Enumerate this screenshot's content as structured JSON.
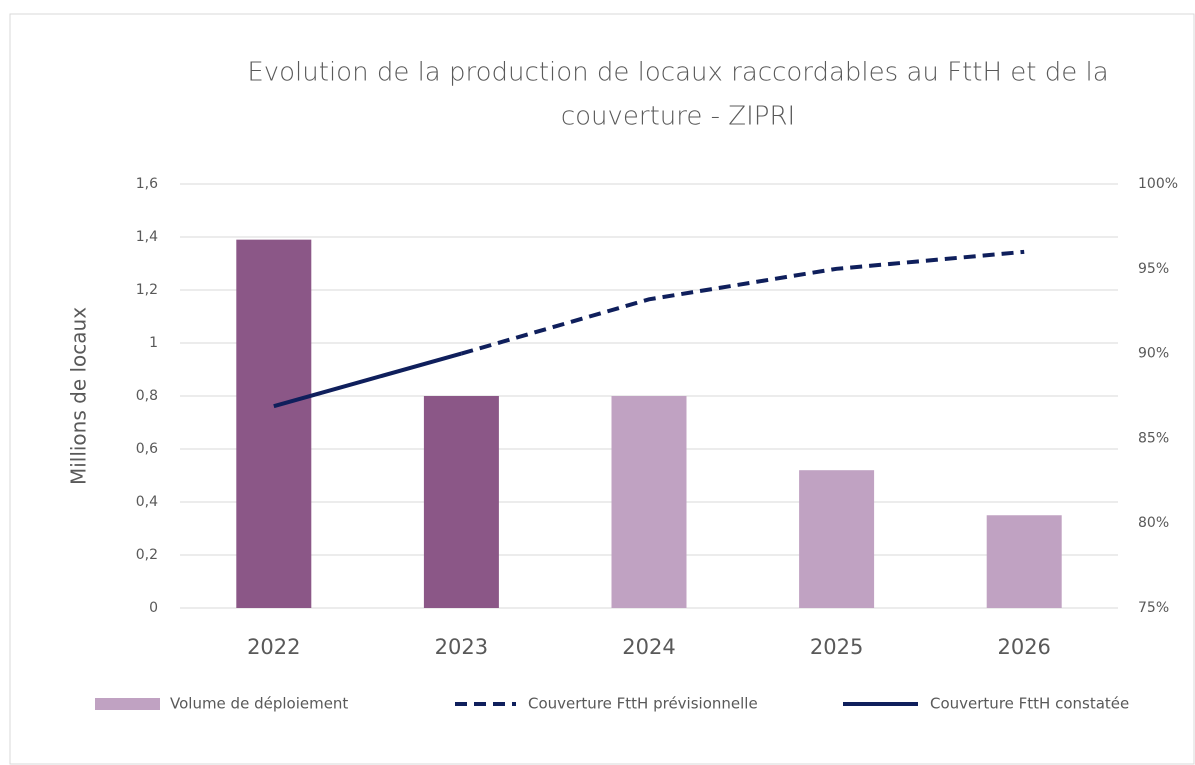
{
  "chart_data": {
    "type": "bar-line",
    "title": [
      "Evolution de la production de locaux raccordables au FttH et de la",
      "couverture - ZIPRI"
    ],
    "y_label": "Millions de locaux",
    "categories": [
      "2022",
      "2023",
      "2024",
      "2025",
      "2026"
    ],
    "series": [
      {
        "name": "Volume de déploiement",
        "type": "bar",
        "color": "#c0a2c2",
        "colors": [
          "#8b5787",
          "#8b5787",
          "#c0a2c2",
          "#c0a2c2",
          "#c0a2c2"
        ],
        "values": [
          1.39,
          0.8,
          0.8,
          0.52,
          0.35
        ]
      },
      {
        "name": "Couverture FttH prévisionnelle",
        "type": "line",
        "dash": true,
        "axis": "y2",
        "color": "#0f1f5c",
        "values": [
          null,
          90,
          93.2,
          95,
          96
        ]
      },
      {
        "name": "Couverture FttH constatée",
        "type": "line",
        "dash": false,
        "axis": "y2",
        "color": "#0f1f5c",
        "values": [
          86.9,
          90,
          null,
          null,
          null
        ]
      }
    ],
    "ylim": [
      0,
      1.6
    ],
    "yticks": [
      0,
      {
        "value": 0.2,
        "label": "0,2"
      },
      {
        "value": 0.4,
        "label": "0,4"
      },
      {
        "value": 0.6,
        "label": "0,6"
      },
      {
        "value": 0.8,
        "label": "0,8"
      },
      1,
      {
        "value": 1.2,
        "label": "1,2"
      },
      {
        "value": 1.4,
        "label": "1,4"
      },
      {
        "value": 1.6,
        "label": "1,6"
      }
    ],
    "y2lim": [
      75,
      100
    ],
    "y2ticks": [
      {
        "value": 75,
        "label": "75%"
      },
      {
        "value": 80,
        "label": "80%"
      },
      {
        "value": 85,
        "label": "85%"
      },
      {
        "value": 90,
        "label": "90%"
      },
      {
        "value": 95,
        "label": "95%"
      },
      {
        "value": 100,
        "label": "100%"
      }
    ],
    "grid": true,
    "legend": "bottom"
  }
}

What this task involves
Provide only the count of lines in the material above that hold the word "name".

Exercise result
3